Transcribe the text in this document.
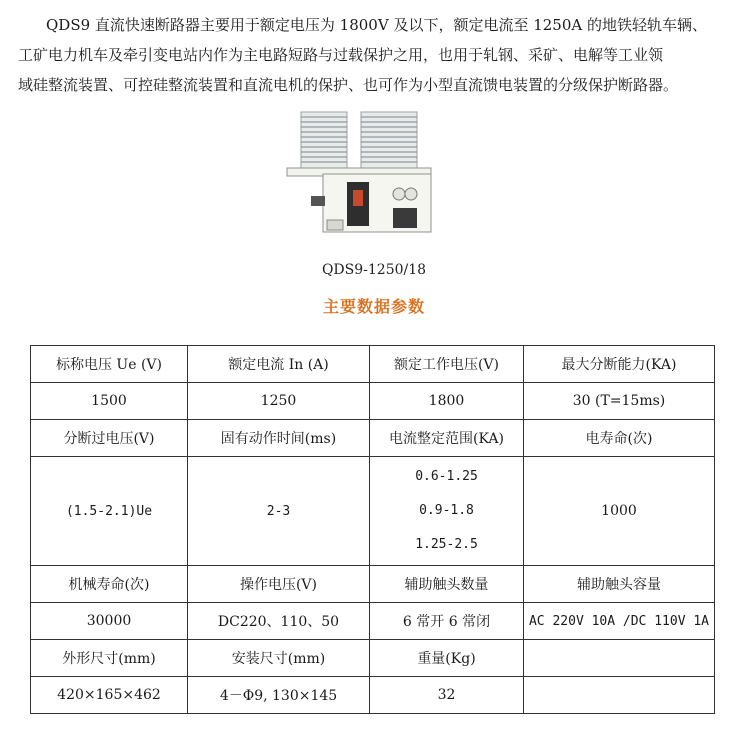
QDS9 直流快速断路器主要用于额定电压为 1800V 及以下，额定电流至 1250A 的地铁轻轨车辆、
工矿电力机车及牵引变电站内作为主电路短路与过载保护之用，也用于轧钢、采矿、电解等工业领
域硅整流装置、可控硅整流装置和直流电机的保护、也可作为小型直流馈电装置的分级保护断路器。
QDS9-1250/18
主要数据参数
标称电压 Ue (V)	额定电流 In (A)	额定工作电压(V)	最大分断能力(KA)
1500	1250	1800	30 (T=15ms)
分断过电压(V)	固有动作时间(ms)	电流整定范围(KA)	电寿命(次)
(1.5-2.1)Ue	2-3	0.6-1.25
0.9-1.8
1.25-2.5	1000
机械寿命(次)	操作电压(V)	辅助触头数量	辅助触头容量
30000	DC220、110、50	6 常开 6 常闭	AC 220V 10A /DC 110V 1A
外形尺寸(mm)	安装尺寸(mm)	重量(Kg)	
420×165×462	4－Φ9, 130×145	32	
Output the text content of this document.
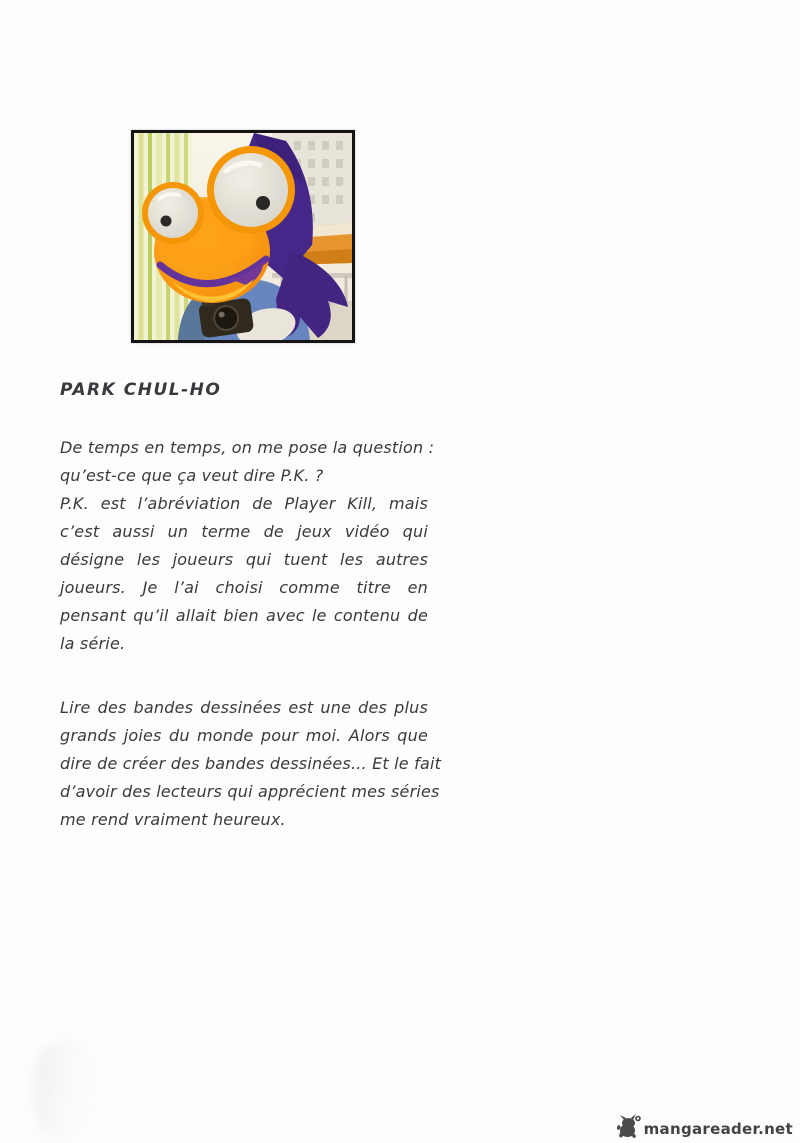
PARK CHUL-HO
De temps en temps, on me pose la question :
qu’est-ce que ça veut dire P.K. ?
P.K. est l’abréviation de Player Kill, mais
c’est aussi un terme de jeux vidéo qui
désigne les joueurs qui tuent les autres
joueurs. Je l’ai choisi comme titre en
pensant qu’il allait bien avec le contenu de
la série.
Lire des bandes dessinées est une des plus
grands joies du monde pour moi. Alors que
dire de créer des bandes dessinées... Et le fait
d’avoir des lecteurs qui apprécient mes séries
me rend vraiment heureux.
mangareader.net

*WHAT YOU WILL DO*:
Gather and return every line that holds the string "document".

*SOLUTION FOR THIS PROBLEM*:
Transcribe the text in this document.
Output the text content of this document.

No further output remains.